▶ [What the task asks]: Print the entries that appear below, exactly as written and without their pictures.

▶ [Given records]:
* begin *
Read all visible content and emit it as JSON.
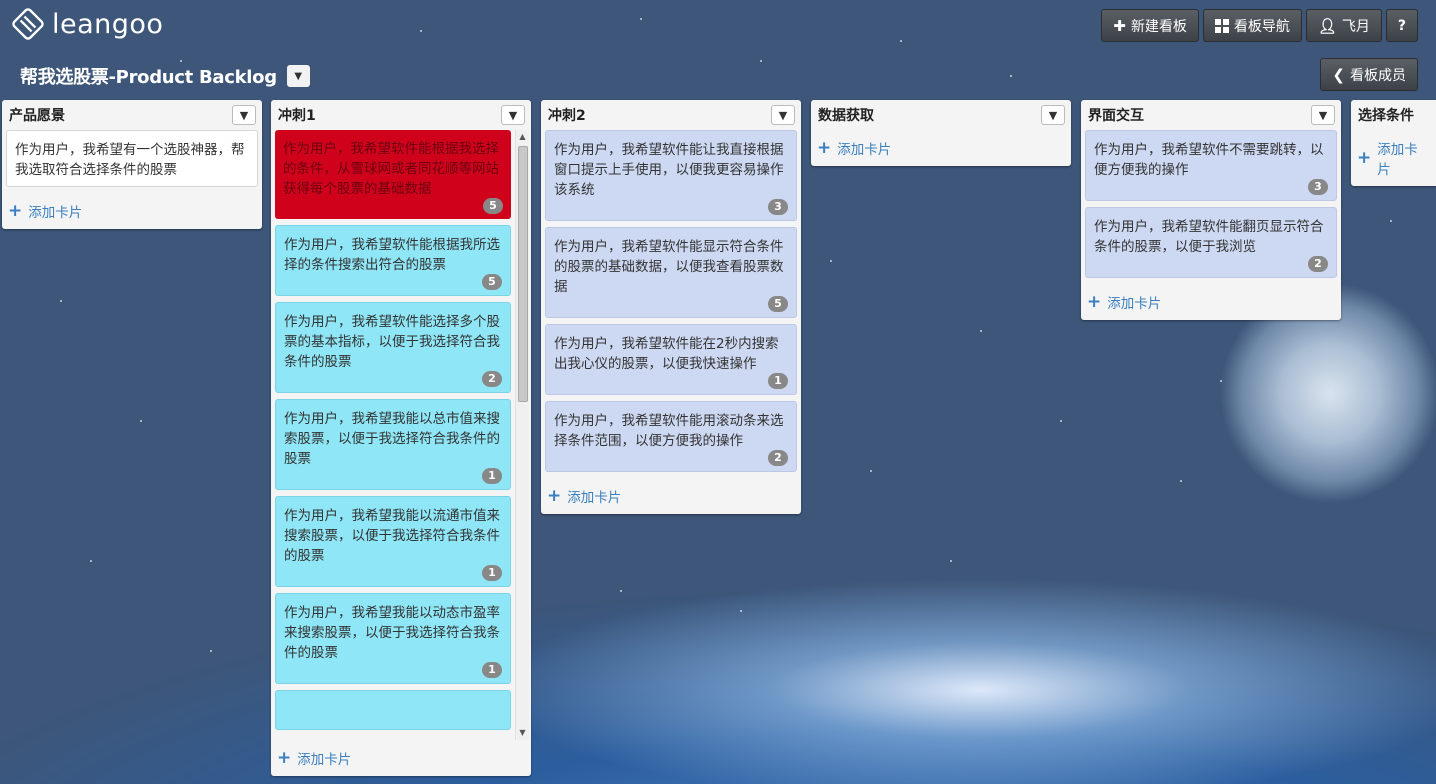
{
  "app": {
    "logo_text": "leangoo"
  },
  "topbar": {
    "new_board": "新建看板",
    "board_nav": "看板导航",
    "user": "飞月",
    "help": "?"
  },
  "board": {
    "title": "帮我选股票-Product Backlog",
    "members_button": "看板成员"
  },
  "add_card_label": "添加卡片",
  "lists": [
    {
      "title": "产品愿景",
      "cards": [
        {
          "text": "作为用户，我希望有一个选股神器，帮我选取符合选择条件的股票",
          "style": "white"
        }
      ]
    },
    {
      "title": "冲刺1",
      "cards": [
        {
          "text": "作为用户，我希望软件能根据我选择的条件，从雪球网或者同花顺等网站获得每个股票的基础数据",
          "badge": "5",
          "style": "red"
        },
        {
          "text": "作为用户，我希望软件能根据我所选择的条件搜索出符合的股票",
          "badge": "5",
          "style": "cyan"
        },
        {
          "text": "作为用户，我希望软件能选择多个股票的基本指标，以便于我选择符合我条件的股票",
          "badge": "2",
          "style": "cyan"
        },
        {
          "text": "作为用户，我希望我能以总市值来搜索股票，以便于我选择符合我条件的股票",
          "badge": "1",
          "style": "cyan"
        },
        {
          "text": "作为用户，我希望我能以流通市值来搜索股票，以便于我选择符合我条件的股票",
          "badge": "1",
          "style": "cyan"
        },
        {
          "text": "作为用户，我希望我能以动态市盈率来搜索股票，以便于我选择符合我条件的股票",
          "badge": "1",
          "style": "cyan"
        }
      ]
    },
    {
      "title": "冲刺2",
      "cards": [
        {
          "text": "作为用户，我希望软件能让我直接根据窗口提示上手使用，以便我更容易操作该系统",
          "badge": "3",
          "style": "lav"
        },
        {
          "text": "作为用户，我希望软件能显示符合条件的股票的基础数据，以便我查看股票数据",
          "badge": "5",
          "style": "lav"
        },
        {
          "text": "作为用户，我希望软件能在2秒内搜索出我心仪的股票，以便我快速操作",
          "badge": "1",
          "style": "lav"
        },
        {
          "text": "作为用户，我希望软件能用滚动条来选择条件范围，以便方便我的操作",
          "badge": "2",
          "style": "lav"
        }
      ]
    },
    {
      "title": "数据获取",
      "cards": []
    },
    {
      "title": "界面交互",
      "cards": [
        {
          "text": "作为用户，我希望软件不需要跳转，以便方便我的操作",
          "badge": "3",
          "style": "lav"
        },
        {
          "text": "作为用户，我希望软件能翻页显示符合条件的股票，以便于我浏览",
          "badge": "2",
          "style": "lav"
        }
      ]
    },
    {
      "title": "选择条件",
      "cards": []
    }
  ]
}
* end *
▶ [Output of the task]:
Read all visible content and emit it as JSON.
{
  "app": {
    "logo_text": "leangoo"
  },
  "topbar": {
    "new_board": "新建看板",
    "board_nav": "看板导航",
    "user": "飞月",
    "help": "?"
  },
  "board": {
    "title": "帮我选股票-Product Backlog",
    "members_button": "看板成员"
  },
  "add_card_label": "添加卡片",
  "lists": [
    {
      "title": "产品愿景",
      "cards": [
        {
          "text": "作为用户，我希望有一个选股神器，帮我选取符合选择条件的股票",
          "style": "white"
        }
      ]
    },
    {
      "title": "冲刺1",
      "cards": [
        {
          "text": "作为用户，我希望软件能根据我选择的条件，从雪球网或者同花顺等网站获得每个股票的基础数据",
          "badge": "5",
          "style": "red"
        },
        {
          "text": "作为用户，我希望软件能根据我所选择的条件搜索出符合的股票",
          "badge": "5",
          "style": "cyan"
        },
        {
          "text": "作为用户，我希望软件能选择多个股票的基本指标，以便于我选择符合我条件的股票",
          "badge": "2",
          "style": "cyan"
        },
        {
          "text": "作为用户，我希望我能以总市值来搜索股票，以便于我选择符合我条件的股票",
          "badge": "1",
          "style": "cyan"
        },
        {
          "text": "作为用户，我希望我能以流通市值来搜索股票，以便于我选择符合我条件的股票",
          "badge": "1",
          "style": "cyan"
        },
        {
          "text": "作为用户，我希望我能以动态市盈率来搜索股票，以便于我选择符合我条件的股票",
          "badge": "1",
          "style": "cyan"
        }
      ]
    },
    {
      "title": "冲刺2",
      "cards": [
        {
          "text": "作为用户，我希望软件能让我直接根据窗口提示上手使用，以便我更容易操作该系统",
          "badge": "3",
          "style": "lav"
        },
        {
          "text": "作为用户，我希望软件能显示符合条件的股票的基础数据，以便我查看股票数据",
          "badge": "5",
          "style": "lav"
        },
        {
          "text": "作为用户，我希望软件能在2秒内搜索出我心仪的股票，以便我快速操作",
          "badge": "1",
          "style": "lav"
        },
        {
          "text": "作为用户，我希望软件能用滚动条来选择条件范围，以便方便我的操作",
          "badge": "2",
          "style": "lav"
        }
      ]
    },
    {
      "title": "数据获取",
      "cards": []
    },
    {
      "title": "界面交互",
      "cards": [
        {
          "text": "作为用户，我希望软件不需要跳转，以便方便我的操作",
          "badge": "3",
          "style": "lav"
        },
        {
          "text": "作为用户，我希望软件能翻页显示符合条件的股票，以便于我浏览",
          "badge": "2",
          "style": "lav"
        }
      ]
    },
    {
      "title": "选择条件",
      "cards": []
    }
  ]
}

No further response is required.